The History of Medical Coding


The history of medical coding, or diagnostic coding, dates back to seventeenth-century Great Britain with the London Bills of Mortality. Medical coding can be defined as the process of assigning numeric or a combination of numeric and alpha values to all types of medical services. The services include diagnoses, medical procedures, surgery, drugs and other treatments. The practice of medical coding is a continually evolving process, which has led to greater effectiveness and efficiency in the delivery of health care services.


  • In 1893, the International Statistical Institute approved a standardized system for classifying deaths. The list was prepared by a Paris statistician, Jacque Bertillon, and was called the Bertillon Classification. By 1900, 26 countries had implemented the Bertillon Classification. In 1928, a study sponsored by the Health Organization of the League of Nation discussed how the Bertillon Classification could be expanded to include the tracking of diseases.

    In 1949, the World Health Organization (WHO) realized the idea of enacting a system for tracking mortality as well as causes of diseases on a global basis. The Manual of the International Classification of Diseases, Injuries and Causes of Death (ICD) has served as the foundation for the modern practice of medical coding. Starting with the Bertillon Classification, this list is revised every 10 years. The latest revision is ICD-10.


  • Medical coding in the United States is based on three major coding systems, the Current Procedural Terminology (CPT) and Healthcare Common Procedure Coding System (HCPCS) and International Classification of Diseases (ICD). CPT was initially developed by the American Medical Association back in 1966. CPT codes are updated on an annual basis. HCPCS codes have two tiers of coding.

    The first level is based on CPT and has been around almost as long. Level II was introduced in the early 80s. ICD, which was originally designed as a system for gathering and categorizing and processing statistics related to death. Over the years, it has been revised and expanded to track, monitor and analyze diseases. This system is referred to as the International Classification of Diseases, Clinical Modification (ICD-9-CM).

Dataset entries
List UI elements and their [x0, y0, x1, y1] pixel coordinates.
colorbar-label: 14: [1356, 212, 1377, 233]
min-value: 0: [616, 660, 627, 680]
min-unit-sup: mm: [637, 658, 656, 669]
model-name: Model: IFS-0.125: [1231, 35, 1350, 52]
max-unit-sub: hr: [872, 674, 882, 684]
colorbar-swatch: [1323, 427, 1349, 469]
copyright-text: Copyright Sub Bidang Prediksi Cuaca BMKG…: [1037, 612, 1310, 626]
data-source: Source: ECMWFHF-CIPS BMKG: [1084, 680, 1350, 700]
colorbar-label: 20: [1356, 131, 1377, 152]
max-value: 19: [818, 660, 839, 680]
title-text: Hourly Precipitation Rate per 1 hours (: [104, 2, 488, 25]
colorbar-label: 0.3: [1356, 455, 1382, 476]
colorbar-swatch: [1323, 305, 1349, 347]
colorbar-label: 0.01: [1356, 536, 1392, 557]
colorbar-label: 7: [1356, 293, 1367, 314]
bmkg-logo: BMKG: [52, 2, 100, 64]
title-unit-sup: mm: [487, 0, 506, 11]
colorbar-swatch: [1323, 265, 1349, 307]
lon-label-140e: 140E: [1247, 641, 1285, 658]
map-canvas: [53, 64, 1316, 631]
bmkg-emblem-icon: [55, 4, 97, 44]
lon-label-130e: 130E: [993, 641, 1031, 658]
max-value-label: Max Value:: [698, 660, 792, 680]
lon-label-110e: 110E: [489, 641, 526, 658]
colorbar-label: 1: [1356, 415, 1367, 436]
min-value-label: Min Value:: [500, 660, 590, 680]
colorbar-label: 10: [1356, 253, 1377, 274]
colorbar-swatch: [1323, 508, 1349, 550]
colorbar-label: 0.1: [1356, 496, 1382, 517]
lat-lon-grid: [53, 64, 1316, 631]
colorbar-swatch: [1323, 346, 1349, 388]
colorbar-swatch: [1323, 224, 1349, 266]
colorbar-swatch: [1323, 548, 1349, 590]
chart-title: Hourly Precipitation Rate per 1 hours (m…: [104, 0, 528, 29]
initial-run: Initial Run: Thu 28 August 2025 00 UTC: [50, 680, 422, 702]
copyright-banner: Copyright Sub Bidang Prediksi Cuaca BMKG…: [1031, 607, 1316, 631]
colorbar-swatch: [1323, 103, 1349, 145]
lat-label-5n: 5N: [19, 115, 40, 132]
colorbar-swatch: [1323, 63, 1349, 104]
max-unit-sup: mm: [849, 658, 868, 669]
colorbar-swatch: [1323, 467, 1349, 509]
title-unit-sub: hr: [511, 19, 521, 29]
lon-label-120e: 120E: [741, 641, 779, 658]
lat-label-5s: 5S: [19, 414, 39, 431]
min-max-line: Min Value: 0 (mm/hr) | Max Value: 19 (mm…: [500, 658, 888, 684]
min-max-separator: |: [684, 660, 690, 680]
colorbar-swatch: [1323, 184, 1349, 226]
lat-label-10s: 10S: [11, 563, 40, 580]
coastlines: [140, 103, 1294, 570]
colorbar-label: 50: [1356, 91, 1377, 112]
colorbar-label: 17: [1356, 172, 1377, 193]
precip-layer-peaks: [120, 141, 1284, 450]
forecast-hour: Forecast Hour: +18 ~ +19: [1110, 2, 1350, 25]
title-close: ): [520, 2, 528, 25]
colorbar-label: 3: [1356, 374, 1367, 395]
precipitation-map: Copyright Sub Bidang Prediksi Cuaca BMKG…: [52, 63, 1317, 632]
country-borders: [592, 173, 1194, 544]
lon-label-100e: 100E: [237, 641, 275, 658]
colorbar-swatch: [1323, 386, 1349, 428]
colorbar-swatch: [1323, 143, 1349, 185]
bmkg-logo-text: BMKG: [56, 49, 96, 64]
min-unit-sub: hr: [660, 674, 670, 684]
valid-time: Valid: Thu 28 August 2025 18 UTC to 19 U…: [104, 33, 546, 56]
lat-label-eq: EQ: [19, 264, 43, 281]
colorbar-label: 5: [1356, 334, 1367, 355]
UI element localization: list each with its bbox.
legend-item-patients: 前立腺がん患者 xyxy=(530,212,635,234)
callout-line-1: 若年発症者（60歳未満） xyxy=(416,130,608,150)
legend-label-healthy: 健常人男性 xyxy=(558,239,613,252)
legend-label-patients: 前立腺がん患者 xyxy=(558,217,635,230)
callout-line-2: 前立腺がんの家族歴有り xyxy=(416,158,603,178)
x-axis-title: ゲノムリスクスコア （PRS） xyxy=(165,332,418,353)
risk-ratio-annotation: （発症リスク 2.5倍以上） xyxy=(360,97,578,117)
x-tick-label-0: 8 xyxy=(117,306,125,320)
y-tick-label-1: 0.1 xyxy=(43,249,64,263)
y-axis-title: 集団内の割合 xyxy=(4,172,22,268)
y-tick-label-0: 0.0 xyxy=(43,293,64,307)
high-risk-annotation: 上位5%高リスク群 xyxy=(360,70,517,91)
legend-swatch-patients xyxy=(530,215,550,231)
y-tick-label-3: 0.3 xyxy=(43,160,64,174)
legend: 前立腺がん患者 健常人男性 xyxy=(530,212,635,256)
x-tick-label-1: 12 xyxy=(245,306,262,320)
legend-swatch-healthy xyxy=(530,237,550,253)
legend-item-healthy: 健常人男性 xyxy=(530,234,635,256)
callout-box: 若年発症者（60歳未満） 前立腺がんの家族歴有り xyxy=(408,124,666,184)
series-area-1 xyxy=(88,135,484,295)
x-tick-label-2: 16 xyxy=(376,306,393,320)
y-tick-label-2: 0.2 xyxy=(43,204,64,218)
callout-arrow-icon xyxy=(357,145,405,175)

Work task
According to the text on the history of medical coding, in what year did the American Medical Association first develop CPT? The rows play no part in what you are asked to do.

Exercise solution
1966